* _Aim of the task_
Go through each line of the records below and count those with the word "anévrisme". Give only the count.

──────── Data excerpts

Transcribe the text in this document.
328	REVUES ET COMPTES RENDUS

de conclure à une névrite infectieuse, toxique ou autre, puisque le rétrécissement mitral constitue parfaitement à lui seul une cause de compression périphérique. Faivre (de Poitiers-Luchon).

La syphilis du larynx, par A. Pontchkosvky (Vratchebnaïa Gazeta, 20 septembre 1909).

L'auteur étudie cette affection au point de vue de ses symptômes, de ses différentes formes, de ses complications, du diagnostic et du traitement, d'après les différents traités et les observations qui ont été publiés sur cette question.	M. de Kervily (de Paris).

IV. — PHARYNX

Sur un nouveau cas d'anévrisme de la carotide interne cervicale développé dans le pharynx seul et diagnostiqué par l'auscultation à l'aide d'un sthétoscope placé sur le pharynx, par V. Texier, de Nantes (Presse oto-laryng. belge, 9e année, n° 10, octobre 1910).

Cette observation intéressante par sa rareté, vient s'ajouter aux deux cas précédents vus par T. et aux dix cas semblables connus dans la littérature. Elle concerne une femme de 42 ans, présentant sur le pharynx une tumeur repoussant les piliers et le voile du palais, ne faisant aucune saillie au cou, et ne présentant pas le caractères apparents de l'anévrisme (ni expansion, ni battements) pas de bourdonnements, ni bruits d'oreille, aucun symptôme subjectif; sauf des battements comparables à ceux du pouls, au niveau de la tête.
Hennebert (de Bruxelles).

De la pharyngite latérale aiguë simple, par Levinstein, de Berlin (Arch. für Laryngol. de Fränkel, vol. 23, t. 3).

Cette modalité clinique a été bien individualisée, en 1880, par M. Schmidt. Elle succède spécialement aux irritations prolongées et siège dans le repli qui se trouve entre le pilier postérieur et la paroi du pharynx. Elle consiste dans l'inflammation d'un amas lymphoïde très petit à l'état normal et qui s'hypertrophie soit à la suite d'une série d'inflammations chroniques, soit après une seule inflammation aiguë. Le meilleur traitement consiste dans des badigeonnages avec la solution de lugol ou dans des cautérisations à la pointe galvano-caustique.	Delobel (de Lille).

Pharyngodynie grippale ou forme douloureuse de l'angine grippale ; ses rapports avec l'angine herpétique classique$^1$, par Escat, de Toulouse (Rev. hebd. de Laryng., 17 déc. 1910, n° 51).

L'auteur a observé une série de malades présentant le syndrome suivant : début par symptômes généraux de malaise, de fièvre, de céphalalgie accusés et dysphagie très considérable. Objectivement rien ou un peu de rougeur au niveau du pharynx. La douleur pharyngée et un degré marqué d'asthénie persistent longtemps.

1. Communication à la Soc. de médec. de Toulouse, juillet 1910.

────────────────
──────── Data excerpts

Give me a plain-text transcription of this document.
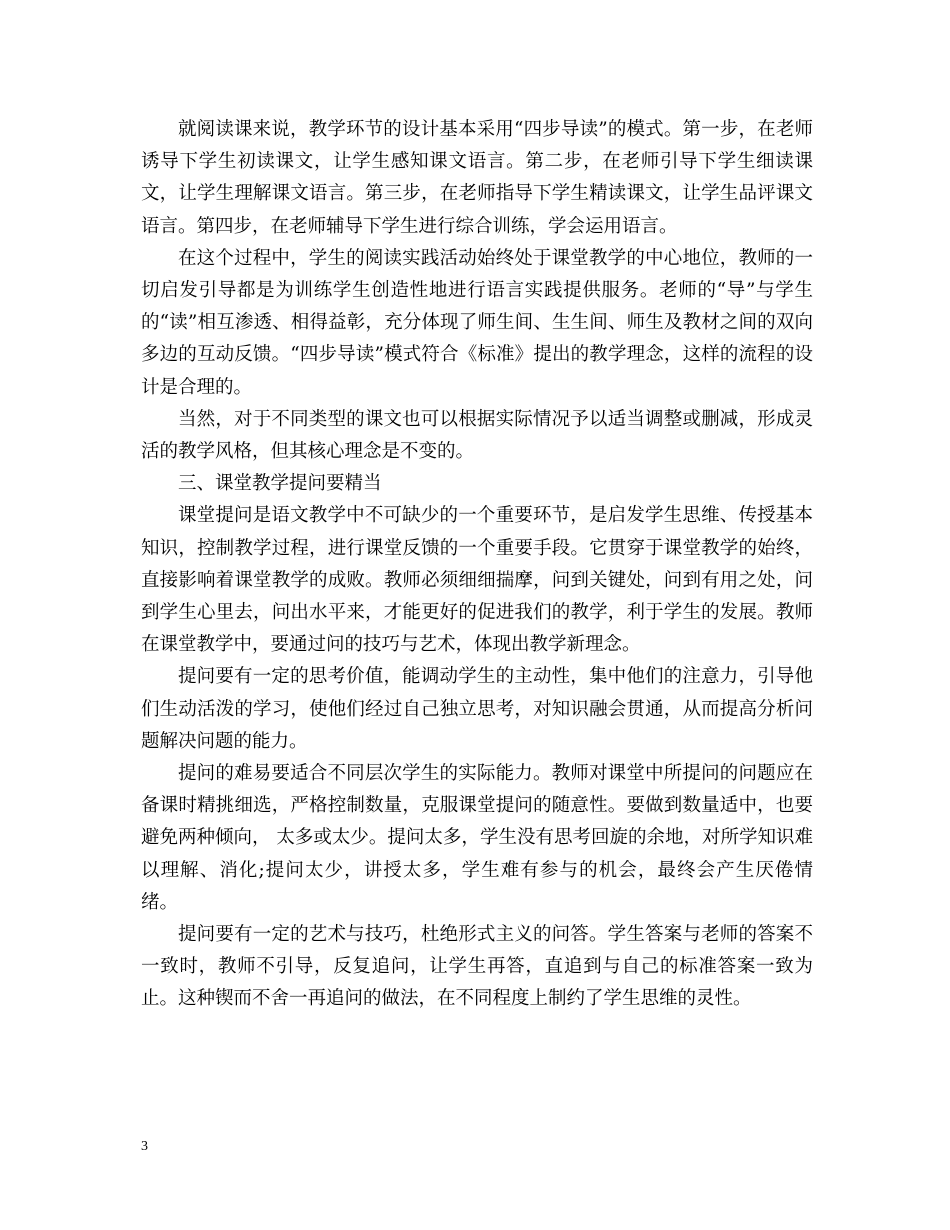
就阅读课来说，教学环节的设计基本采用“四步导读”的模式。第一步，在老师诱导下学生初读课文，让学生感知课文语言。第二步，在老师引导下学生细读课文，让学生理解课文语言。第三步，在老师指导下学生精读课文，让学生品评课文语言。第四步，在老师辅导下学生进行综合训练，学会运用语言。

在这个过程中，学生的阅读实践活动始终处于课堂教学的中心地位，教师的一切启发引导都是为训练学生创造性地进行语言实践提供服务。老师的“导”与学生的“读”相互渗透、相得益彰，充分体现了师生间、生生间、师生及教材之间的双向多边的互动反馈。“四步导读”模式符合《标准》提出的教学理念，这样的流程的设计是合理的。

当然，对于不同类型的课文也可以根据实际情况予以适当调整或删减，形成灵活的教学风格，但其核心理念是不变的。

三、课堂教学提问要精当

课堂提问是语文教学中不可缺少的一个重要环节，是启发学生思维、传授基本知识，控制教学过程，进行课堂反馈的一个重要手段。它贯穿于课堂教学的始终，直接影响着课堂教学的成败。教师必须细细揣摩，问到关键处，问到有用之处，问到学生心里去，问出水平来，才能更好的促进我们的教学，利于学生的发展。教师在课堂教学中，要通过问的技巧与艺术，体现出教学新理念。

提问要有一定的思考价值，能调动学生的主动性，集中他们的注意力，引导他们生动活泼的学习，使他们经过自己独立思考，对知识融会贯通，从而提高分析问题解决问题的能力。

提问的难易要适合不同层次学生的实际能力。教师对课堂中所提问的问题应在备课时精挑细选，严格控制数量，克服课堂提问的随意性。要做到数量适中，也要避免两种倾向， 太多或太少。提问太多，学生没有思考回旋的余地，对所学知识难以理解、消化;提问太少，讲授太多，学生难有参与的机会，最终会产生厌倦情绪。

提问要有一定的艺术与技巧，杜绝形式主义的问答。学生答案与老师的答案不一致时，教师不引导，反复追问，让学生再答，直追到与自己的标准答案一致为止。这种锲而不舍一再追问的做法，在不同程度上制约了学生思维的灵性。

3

────────────────

* _Response to this exercise_
2